Records
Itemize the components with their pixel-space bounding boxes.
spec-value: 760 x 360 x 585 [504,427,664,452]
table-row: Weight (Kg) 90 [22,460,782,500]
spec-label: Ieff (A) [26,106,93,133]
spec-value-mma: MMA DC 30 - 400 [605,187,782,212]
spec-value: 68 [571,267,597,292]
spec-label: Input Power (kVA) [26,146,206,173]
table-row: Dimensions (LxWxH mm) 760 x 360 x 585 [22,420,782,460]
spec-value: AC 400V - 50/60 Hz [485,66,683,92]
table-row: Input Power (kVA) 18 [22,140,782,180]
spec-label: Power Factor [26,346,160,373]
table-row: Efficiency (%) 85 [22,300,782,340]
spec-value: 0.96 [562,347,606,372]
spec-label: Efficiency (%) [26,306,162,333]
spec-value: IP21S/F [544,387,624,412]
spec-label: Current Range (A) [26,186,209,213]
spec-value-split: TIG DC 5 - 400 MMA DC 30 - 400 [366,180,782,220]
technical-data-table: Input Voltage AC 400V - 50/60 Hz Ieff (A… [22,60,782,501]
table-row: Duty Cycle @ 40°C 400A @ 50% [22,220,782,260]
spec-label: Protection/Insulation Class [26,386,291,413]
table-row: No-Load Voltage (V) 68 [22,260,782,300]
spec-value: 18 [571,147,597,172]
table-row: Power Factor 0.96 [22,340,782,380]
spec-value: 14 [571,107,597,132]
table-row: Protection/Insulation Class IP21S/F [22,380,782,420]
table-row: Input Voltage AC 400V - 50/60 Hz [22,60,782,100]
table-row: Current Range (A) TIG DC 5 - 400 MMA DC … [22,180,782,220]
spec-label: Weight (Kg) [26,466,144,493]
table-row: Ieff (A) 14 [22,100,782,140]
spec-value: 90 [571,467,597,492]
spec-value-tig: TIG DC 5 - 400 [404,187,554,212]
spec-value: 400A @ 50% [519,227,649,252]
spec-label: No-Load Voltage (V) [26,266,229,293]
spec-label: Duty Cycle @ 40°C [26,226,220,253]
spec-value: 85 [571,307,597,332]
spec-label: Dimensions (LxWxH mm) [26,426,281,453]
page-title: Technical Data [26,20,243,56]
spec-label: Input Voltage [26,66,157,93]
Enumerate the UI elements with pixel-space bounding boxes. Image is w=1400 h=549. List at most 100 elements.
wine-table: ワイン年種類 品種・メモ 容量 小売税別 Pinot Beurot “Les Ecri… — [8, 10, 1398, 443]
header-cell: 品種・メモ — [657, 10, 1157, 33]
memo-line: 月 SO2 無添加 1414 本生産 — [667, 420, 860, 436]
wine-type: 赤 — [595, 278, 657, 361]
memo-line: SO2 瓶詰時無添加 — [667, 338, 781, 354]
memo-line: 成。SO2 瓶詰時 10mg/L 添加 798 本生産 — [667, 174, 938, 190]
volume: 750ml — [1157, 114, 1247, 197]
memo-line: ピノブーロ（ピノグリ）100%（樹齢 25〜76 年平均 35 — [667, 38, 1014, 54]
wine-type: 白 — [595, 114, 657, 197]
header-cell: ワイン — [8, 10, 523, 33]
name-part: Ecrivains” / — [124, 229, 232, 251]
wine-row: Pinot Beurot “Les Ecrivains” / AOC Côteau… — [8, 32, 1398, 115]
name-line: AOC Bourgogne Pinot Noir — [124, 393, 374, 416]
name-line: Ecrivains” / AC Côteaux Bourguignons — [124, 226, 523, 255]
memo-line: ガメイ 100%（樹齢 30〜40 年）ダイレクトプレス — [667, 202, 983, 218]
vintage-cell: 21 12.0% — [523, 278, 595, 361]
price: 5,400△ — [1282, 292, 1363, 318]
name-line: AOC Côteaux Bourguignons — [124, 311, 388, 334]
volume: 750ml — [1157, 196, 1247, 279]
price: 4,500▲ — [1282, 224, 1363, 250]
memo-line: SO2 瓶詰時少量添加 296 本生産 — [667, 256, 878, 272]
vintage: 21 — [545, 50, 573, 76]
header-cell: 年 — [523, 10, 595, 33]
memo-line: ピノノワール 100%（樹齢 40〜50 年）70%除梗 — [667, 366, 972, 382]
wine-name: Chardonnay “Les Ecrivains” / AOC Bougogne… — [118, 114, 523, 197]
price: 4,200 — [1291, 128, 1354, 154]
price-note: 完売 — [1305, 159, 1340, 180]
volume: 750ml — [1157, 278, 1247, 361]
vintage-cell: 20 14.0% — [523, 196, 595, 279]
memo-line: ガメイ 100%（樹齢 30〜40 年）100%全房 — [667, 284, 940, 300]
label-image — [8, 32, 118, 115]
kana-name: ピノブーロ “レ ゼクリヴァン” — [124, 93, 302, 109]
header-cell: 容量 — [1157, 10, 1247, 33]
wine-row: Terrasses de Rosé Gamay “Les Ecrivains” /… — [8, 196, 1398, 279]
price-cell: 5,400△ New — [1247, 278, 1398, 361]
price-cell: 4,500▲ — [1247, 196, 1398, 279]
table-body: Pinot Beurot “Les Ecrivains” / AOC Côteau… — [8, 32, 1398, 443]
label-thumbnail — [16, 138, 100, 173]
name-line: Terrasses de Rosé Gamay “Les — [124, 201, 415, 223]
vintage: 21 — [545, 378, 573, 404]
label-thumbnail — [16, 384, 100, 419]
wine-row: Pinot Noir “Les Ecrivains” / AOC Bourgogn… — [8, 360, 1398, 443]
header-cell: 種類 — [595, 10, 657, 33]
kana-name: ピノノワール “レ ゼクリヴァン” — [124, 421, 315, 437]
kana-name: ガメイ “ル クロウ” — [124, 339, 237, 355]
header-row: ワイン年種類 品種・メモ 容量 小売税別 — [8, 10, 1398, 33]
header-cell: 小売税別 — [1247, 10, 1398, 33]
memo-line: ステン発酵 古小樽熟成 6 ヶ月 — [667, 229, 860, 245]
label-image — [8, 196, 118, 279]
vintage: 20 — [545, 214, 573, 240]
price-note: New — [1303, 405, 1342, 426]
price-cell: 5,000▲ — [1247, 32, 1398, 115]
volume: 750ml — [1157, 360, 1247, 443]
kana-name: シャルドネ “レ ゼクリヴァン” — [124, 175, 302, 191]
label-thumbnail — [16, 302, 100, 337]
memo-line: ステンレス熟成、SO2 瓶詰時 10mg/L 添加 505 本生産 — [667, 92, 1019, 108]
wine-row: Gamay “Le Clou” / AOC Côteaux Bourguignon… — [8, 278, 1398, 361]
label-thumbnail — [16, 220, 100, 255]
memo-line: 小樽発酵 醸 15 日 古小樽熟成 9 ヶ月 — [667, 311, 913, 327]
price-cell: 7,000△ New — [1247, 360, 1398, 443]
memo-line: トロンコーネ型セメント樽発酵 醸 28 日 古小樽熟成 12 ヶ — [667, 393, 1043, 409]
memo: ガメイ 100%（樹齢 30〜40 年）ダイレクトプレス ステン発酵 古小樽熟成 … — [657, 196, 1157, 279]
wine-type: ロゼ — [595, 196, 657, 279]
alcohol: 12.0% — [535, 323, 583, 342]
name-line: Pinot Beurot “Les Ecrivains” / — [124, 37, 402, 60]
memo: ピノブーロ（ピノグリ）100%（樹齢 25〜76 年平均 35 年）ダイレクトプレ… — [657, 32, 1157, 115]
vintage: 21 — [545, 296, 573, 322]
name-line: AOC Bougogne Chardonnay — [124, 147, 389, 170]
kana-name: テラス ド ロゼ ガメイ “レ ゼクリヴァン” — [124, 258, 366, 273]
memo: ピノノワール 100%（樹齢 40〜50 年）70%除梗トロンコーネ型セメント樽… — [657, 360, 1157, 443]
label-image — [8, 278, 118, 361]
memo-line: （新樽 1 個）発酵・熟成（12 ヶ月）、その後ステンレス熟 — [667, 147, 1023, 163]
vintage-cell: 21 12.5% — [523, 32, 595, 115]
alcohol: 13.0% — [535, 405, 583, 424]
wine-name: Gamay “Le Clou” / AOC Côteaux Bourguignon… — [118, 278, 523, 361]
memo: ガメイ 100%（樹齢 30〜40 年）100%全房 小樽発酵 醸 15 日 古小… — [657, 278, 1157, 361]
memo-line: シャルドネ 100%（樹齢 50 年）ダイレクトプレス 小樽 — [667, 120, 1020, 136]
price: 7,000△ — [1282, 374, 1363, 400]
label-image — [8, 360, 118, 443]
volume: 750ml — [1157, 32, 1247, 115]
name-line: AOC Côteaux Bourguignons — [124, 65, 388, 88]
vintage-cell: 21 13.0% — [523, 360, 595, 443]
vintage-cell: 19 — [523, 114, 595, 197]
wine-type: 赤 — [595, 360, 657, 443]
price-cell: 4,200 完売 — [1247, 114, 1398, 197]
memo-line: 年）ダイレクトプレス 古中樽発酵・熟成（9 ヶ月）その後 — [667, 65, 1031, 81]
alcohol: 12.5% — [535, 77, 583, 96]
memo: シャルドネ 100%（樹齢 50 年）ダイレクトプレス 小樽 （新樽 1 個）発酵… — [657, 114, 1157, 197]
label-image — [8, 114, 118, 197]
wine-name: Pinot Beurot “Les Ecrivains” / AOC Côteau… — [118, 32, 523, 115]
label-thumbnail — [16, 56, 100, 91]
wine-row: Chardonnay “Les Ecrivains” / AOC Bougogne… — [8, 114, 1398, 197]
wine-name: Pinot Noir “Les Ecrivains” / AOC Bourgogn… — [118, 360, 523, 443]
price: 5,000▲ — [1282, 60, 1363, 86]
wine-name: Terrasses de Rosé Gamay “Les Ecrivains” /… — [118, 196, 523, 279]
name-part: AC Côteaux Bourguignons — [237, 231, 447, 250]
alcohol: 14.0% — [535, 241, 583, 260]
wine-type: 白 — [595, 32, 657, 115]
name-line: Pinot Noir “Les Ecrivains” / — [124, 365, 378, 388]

**Work required:** Copy the entries above line for line. Begin with the first line of the entries and stop after the line that contains "spec-value: 14 [571,107,597,132]".

**Answer to this task:**
Itemize the components with their pixel-space bounding boxes.
spec-value: 760 x 360 x 585 [504,427,664,452]
table-row: Weight (Kg) 90 [22,460,782,500]
spec-label: Ieff (A) [26,106,93,133]
spec-value-mma: MMA DC 30 - 400 [605,187,782,212]
spec-value: 68 [571,267,597,292]
spec-label: Input Power (kVA) [26,146,206,173]
table-row: Dimensions (LxWxH mm) 760 x 360 x 585 [22,420,782,460]
spec-value: AC 400V - 50/60 Hz [485,66,683,92]
table-row: Input Power (kVA) 18 [22,140,782,180]
spec-label: Power Factor [26,346,160,373]
table-row: Efficiency (%) 85 [22,300,782,340]
spec-value: 0.96 [562,347,606,372]
spec-label: Efficiency (%) [26,306,162,333]
spec-value: IP21S/F [544,387,624,412]
spec-label: Current Range (A) [26,186,209,213]
spec-value-split: TIG DC 5 - 400 MMA DC 30 - 400 [366,180,782,220]
technical-data-table: Input Voltage AC 400V - 50/60 Hz Ieff (A… [22,60,782,501]
table-row: Duty Cycle @ 40°C 400A @ 50% [22,220,782,260]
spec-label: Protection/Insulation Class [26,386,291,413]
table-row: No-Load Voltage (V) 68 [22,260,782,300]
spec-value: 18 [571,147,597,172]
table-row: Power Factor 0.96 [22,340,782,380]
spec-value: 14 [571,107,597,132]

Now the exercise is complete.